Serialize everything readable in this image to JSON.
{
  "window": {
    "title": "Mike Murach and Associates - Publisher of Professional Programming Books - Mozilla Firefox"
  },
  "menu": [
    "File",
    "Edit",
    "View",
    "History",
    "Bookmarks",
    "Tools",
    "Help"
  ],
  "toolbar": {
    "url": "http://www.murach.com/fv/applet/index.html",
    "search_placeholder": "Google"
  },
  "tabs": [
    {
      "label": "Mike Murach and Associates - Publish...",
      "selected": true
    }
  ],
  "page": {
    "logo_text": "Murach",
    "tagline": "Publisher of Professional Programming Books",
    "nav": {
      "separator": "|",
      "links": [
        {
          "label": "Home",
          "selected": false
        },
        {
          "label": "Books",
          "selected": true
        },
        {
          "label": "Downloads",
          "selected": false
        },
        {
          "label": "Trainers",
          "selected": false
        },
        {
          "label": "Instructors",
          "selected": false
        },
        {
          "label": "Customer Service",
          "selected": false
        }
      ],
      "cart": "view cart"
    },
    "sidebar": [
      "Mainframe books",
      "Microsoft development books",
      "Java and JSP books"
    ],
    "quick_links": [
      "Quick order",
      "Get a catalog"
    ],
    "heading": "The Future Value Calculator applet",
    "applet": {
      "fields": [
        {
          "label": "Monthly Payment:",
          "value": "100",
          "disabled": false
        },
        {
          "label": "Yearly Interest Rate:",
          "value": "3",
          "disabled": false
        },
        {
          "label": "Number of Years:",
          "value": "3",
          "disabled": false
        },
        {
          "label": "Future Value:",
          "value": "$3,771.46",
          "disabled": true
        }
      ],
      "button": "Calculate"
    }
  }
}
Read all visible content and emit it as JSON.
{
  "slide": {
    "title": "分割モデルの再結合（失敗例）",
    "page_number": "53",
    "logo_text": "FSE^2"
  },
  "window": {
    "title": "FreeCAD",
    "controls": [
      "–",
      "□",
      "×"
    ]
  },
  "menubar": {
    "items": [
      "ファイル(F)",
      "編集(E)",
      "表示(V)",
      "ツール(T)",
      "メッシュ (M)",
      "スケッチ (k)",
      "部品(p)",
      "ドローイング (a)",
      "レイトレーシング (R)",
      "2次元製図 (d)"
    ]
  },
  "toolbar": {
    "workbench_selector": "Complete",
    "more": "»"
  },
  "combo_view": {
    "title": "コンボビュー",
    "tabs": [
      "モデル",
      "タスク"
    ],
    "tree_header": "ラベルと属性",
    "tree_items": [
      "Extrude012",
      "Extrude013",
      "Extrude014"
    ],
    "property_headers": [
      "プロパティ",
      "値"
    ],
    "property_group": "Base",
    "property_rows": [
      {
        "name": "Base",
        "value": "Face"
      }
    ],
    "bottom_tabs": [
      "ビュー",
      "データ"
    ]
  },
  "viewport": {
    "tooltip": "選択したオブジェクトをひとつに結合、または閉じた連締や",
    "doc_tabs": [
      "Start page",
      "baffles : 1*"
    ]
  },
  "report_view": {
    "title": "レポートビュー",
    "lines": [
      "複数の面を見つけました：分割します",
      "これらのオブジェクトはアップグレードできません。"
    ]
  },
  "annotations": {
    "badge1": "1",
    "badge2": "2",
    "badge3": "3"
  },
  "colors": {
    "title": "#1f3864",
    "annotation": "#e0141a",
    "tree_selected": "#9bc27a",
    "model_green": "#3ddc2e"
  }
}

▸ **WHAT IS NEEDED**: Please give back all of the records exactly as written.

▸ **TASK ANSWER**:
Serialize everything readable in this image to JSON.
{
  "window": {
    "title": "Mike Murach and Associates - Publisher of Professional Programming Books - Mozilla Firefox"
  },
  "menu": [
    "File",
    "Edit",
    "View",
    "History",
    "Bookmarks",
    "Tools",
    "Help"
  ],
  "toolbar": {
    "url": "http://www.murach.com/fv/applet/index.html",
    "search_placeholder": "Google"
  },
  "tabs": [
    {
      "label": "Mike Murach and Associates - Publish...",
      "selected": true
    }
  ],
  "page": {
    "logo_text": "Murach",
    "tagline": "Publisher of Professional Programming Books",
    "nav": {
      "separator": "|",
      "links": [
        {
          "label": "Home",
          "selected": false
        },
        {
          "label": "Books",
          "selected": true
        },
        {
          "label": "Downloads",
          "selected": false
        },
        {
          "label": "Trainers",
          "selected": false
        },
        {
          "label": "Instructors",
          "selected": false
        },
        {
          "label": "Customer Service",
          "selected": false
        }
      ],
      "cart": "view cart"
    },
    "sidebar": [
      "Mainframe books",
      "Microsoft development books",
      "Java and JSP books"
    ],
    "quick_links": [
      "Quick order",
      "Get a catalog"
    ],
    "heading": "The Future Value Calculator applet",
    "applet": {
      "fields": [
        {
          "label": "Monthly Payment:",
          "value": "100",
          "disabled": false
        },
        {
          "label": "Yearly Interest Rate:",
          "value": "3",
          "disabled": false
        },
        {
          "label": "Number of Years:",
          "value": "3",
          "disabled": false
        },
        {
          "label": "Future Value:",
          "value": "$3,771.46",
          "disabled": true
        }
      ],
      "button": "Calculate"
    }
  }
}
Read all visible content and emit it as JSON.
{
  "slide": {
    "title": "分割モデルの再結合（失敗例）",
    "page_number": "53",
    "logo_text": "FSE^2"
  },
  "window": {
    "title": "FreeCAD",
    "controls": [
      "–",
      "□",
      "×"
    ]
  },
  "menubar": {
    "items": [
      "ファイル(F)",
      "編集(E)",
      "表示(V)",
      "ツール(T)",
      "メッシュ (M)",
      "スケッチ (k)",
      "部品(p)",
      "ドローイング (a)",
      "レイトレーシング (R)",
      "2次元製図 (d)"
    ]
  },
  "toolbar": {
    "workbench_selector": "Complete",
    "more": "»"
  },
  "combo_view": {
    "title": "コンボビュー",
    "tabs": [
      "モデル",
      "タスク"
    ],
    "tree_header": "ラベルと属性",
    "tree_items": [
      "Extrude012",
      "Extrude013",
      "Extrude014"
    ],
    "property_headers": [
      "プロパティ",
      "値"
    ],
    "property_group": "Base",
    "property_rows": [
      {
        "name": "Base",
        "value": "Face"
      }
    ],
    "bottom_tabs": [
      "ビュー",
      "データ"
    ]
  },
  "viewport": {
    "tooltip": "選択したオブジェクトをひとつに結合、または閉じた連締や",
    "doc_tabs": [
      "Start page",
      "baffles : 1*"
    ]
  },
  "report_view": {
    "title": "レポートビュー",
    "lines": [
      "複数の面を見つけました：分割します",
      "これらのオブジェクトはアップグレードできません。"
    ]
  },
  "annotations": {
    "badge1": "1",
    "badge2": "2",
    "badge3": "3"
  },
  "colors": {
    "title": "#1f3864",
    "annotation": "#e0141a",
    "tree_selected": "#9bc27a",
    "model_green": "#3ddc2e"
  }
}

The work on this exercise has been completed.